What is asked
Please continue the conversation about patriarchy and the subordination of women from where it stops.

That’s terrific! Then, I think you know, people were wondering: Is this actually going to get enforced? And there was one woman chief who sort of stood up and annulled, like, 300 marriages. She said, “I don’t care who you are, these marriages are null and void.” And once she did that, that sort of gave permission for others to do it.

Yes, 100%. I actually met her. She’s formidable. She was called “the marriage terminator.” And it was amazing because there were two laws at the time which were in conflict with each other that essentially allowed a loophole around the newer law and so, as you said, without the willingness to stand behind this law and apply it in this kind of really fierce way, it just wasn’t going to happen.

So, out of 4,000 mammals and 10 million or more other animal species, only chimps and humans live in patrilineal male-bonded communities. I found that fascinating, the fact that evolutionary theorists believe that patriarchy is not inevitable; I found that oddly hopeful. And there was a documentary, I don’t know if you saw it: Amanda Foreman, a British historian, did a television series called The Ascent of Women, which looked at other societies and cultures that were not organized in a patriarchal way, and there is something really hopeful about realizing [that] — because I think that’s so much the answer isn’t it? [To] that, “Well, there must be a reason why we do things this way,” or “This is always the way that things have been done,” or “We’ve clearly discovered the best way to do things, and that is why we continue to do them this way.”
Oh, you can’t believe how much I hear that! So, I just want you to know, if you want another book on your reading list, we just this week came out with the book The First Political Order: How Sex Shapes Governance and National Security Worldwide, and we answer that question. We answer the question of why this came into being, but also how horribly destructive it is. And how certain nations and civilizations have left it behind, and the good things that have accrued to those civilizations from rejecting that old template of subordination of women and elevation of men.

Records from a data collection
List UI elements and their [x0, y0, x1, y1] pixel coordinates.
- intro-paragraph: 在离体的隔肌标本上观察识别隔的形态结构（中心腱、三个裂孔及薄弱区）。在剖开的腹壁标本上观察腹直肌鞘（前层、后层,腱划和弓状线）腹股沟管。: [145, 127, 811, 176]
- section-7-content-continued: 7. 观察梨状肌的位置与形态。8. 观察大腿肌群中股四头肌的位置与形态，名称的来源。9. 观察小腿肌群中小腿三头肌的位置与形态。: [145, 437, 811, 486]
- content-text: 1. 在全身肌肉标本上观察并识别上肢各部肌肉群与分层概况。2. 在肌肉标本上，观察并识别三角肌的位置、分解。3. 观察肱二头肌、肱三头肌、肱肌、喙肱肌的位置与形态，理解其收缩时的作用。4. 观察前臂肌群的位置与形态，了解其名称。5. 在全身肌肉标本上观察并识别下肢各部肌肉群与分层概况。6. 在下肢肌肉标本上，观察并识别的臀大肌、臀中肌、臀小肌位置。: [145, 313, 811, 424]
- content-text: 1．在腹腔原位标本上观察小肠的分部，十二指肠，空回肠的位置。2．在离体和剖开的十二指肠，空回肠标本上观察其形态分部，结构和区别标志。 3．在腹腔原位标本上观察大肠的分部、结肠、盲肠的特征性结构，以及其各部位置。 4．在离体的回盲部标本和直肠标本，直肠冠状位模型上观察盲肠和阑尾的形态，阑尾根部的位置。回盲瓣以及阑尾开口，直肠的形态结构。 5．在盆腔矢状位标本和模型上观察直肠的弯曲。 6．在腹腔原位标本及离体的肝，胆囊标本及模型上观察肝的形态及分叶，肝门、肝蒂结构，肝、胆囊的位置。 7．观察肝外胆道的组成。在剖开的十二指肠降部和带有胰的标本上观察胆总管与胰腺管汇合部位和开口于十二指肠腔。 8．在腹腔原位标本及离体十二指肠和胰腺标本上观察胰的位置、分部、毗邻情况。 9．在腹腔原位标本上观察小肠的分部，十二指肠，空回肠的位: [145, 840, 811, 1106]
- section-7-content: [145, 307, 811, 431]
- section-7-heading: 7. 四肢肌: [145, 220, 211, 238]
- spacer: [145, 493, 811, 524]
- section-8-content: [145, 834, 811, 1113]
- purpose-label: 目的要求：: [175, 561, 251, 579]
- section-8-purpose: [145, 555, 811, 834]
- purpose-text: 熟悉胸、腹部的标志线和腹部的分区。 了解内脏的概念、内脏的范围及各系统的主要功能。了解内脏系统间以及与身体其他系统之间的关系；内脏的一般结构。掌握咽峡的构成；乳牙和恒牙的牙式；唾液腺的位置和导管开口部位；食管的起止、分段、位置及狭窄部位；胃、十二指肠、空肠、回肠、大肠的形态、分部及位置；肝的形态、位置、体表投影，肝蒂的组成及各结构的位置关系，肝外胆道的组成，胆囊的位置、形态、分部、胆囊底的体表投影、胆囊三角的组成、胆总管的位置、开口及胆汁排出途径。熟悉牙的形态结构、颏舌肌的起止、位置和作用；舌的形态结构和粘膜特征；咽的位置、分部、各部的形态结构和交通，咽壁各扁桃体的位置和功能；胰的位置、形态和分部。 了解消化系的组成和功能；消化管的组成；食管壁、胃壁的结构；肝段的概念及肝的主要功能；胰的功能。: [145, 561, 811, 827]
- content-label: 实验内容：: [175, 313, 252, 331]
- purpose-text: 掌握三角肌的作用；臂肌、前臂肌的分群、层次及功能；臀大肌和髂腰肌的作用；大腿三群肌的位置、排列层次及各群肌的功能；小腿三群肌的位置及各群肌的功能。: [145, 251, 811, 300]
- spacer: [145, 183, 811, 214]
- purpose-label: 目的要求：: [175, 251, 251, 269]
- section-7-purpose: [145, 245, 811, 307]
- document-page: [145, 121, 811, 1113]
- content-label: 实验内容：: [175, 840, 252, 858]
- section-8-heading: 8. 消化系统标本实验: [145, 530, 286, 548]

Written reply
And an astounding thing, just as an aside, the research for this was actually funded by the U.S. Department of Defense. They have no idea what to do with it.

Wow!
We were able to show that societies that are male-dominated are far more likely to be unstable, insecure, autocratic, in economic decline, and so forth. So it really is the case that if you decide to curse your women, you can expect the same cursing for your entire nation state.

It’s fascinating to me that the origin story of marriage centers around ownership and power — safeguarding bloodlines, establishing property and land rights, creating tactical alliances to increase circles of influence and establish new trading links, et cetera.

In a weird way, marriage was born out of slavery. The idea that you needed to control the reproductive capabilities of these women, just as you would control cattle and you would control land, and you would keep those things in your male-bonded kin group. We still have laws in most countries, many countries, that say upon divorce the children go with the husband’s family. …And I think one of the really important things that modernity did was to suggest that this contractual nature of marriage was not the only kind of marriage to have, and that there was in fact a different template based on equal partnership, equal respect, equal consideration that could be a far more healthy, prosperous, and happy type of relationship than you’ve seen previously.

I feel that relationships that don’t necessarily follow traditional models do require more communication and consent. It requires an actual conversation and agreement about the delegation of tasks and labor and responsibilities that maybe you don’t feel you need to have or should have if you follow those traditional stereotypes.… The idea that relationships are supposed to be easy and it’s all supposed to be implicitly understood, and you’re just meant to get each other, it’s bullsh*t! It’s impossible!

A lot of the healthiest relationships I’ve seen have been between same-sex couples because, I think, they have to sit down and agree [on] things. They agree [on] things between them as opposed to [accepting] certain sets of assumptions and expectations that are made. I’ve also kind of become slightly fascinated by kink culture because they are the best communicators ever. They know all about consent. They [smash that stuff because they really have to get it — but we could all use those models; they’re actually really helpful models.

When the book was written you made a passionate and convincing argument that the security of states was linked to the security of women. Almost eight years later, are you seeing any signs of progress in this area? Since writing the book, what are the signs that some of this is being taken into account?

Since the turn of the century maternal mortality has plummeted 45%; of course, it’s largely due to the efforts of China, so that means that other areas did not see that drastic a drop. Another thing that we’ve seen since the turn of the century is near parity in primary school enrollment for girls and boys — there used to be big gaps between boys and girls, but now there’s nearly parity.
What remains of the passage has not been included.